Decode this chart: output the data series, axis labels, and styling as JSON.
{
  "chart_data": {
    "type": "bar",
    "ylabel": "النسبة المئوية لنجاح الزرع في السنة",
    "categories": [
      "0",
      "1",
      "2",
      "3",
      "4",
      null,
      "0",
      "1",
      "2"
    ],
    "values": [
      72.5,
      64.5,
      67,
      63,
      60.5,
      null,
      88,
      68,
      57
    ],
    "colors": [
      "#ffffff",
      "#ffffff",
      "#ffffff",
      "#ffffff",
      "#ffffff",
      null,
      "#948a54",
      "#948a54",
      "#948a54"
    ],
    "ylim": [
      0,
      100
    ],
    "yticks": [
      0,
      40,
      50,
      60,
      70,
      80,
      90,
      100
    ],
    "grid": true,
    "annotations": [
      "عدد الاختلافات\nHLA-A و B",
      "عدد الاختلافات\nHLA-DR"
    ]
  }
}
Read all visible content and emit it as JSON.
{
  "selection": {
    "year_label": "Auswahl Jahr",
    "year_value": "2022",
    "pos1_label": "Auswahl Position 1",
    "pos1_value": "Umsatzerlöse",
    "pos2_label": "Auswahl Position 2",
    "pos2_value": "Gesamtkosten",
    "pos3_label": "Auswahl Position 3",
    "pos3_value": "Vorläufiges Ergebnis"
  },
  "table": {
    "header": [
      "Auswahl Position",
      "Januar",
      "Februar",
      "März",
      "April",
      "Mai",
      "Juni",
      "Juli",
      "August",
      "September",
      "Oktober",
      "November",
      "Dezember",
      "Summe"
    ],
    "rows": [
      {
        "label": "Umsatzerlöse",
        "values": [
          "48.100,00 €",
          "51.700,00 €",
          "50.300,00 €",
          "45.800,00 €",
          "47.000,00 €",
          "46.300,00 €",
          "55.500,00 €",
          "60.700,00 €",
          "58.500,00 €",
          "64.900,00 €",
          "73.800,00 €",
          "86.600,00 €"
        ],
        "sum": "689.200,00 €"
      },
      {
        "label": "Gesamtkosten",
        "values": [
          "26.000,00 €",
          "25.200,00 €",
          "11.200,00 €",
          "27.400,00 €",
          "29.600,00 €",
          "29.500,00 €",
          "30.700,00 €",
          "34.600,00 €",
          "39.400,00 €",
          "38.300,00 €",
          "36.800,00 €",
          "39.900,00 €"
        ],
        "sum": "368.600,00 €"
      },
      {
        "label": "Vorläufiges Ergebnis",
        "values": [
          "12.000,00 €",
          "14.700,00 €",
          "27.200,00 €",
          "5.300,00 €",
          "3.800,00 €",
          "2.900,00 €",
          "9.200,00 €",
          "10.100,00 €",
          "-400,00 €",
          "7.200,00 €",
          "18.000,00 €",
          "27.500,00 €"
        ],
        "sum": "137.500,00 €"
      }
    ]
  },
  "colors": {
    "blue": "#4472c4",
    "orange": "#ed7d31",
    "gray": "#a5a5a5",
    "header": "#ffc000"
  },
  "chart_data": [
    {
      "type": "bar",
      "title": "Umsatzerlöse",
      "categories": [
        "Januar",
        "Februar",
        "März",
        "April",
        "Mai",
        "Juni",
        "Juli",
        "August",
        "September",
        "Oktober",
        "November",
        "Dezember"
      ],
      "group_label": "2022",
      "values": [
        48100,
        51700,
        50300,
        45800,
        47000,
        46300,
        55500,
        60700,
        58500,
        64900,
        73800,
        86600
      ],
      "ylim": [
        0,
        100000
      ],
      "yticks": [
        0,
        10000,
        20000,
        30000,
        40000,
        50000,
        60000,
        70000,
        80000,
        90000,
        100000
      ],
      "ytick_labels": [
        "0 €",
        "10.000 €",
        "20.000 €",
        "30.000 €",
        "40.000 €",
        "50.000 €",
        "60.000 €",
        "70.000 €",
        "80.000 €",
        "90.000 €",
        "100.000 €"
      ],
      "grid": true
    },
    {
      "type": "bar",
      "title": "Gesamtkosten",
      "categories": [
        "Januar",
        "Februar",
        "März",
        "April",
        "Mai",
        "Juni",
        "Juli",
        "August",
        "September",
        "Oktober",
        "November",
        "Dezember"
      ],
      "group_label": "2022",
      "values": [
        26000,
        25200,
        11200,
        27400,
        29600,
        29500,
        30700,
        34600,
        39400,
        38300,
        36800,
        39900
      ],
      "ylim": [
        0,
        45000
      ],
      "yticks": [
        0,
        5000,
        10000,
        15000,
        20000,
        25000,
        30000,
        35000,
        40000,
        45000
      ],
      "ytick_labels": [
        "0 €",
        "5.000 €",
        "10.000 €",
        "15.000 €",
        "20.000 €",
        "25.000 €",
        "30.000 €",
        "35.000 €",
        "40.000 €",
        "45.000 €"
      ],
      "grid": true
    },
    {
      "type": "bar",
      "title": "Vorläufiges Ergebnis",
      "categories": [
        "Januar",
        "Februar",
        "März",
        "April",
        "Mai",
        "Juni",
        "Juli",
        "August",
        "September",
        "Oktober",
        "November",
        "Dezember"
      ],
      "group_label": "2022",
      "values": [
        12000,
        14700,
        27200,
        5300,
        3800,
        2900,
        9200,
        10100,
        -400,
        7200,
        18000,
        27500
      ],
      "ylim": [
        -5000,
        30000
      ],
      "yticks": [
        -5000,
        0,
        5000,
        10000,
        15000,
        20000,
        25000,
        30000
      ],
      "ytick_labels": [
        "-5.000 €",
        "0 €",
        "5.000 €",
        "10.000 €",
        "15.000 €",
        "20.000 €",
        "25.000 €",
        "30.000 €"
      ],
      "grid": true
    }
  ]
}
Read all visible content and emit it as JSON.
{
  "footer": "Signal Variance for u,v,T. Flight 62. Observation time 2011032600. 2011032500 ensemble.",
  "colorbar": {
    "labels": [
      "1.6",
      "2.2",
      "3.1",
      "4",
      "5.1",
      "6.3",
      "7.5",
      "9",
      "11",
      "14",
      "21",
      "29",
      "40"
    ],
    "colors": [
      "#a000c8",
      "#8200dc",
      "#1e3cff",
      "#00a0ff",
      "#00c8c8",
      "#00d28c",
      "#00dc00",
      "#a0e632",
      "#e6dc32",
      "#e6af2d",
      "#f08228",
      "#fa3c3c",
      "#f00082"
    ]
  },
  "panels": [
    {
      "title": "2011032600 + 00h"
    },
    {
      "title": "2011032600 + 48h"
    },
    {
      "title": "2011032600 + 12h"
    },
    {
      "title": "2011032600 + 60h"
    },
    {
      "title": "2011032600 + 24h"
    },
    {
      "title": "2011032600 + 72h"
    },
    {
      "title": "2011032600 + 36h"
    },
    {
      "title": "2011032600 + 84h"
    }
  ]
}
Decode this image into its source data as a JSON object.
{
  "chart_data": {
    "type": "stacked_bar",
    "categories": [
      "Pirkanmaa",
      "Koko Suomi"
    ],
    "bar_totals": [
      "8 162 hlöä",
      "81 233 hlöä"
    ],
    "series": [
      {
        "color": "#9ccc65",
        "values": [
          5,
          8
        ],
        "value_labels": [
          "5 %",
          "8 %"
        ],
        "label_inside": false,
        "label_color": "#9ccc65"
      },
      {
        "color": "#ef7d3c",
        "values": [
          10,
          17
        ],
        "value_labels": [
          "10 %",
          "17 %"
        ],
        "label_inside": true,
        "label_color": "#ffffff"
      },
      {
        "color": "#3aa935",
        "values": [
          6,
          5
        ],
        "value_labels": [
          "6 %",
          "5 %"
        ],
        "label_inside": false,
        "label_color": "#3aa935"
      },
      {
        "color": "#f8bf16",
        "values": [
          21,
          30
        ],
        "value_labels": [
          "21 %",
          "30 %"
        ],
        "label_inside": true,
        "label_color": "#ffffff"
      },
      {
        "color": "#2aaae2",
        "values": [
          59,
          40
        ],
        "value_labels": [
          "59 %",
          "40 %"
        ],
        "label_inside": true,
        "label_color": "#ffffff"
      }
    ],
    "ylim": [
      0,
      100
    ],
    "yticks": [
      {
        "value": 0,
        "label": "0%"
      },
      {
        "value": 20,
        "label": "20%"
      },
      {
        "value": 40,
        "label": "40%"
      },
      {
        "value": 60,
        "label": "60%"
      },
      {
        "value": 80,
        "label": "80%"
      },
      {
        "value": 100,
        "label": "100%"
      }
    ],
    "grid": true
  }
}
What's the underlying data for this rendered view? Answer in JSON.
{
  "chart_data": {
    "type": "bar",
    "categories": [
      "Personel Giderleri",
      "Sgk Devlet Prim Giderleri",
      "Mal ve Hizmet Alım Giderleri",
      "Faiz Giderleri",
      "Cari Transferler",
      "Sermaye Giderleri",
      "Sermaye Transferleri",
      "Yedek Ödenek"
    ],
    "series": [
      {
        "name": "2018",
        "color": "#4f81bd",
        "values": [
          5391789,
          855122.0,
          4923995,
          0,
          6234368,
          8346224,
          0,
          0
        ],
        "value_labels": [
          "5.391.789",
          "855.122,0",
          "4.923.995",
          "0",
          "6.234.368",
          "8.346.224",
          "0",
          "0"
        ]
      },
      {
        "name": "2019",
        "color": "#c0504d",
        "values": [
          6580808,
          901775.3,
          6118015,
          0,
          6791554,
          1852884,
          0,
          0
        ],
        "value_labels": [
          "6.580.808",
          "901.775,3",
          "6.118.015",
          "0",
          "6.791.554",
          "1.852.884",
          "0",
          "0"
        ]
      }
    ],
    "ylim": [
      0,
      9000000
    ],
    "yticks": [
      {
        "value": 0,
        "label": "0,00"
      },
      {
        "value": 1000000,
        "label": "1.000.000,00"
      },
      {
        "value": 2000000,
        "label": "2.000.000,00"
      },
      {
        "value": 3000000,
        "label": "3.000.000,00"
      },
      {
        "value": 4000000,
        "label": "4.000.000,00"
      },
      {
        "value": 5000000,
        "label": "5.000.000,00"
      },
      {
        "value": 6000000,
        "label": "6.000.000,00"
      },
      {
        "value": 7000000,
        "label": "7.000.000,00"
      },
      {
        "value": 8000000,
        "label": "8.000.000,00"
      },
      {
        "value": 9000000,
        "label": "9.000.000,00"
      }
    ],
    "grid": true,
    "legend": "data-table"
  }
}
● ● ● ● ● ● ●
§ STATED PROBLEM: Using the records above, pull out each line where the word "Ergebnis" occurs.

§ THE RESPONSE:
    "pos3_value": "Vorläufiges Ergebnis"
        "label": "Vorläufiges Ergebnis",
      "title": "Vorläufiges Ergebnis",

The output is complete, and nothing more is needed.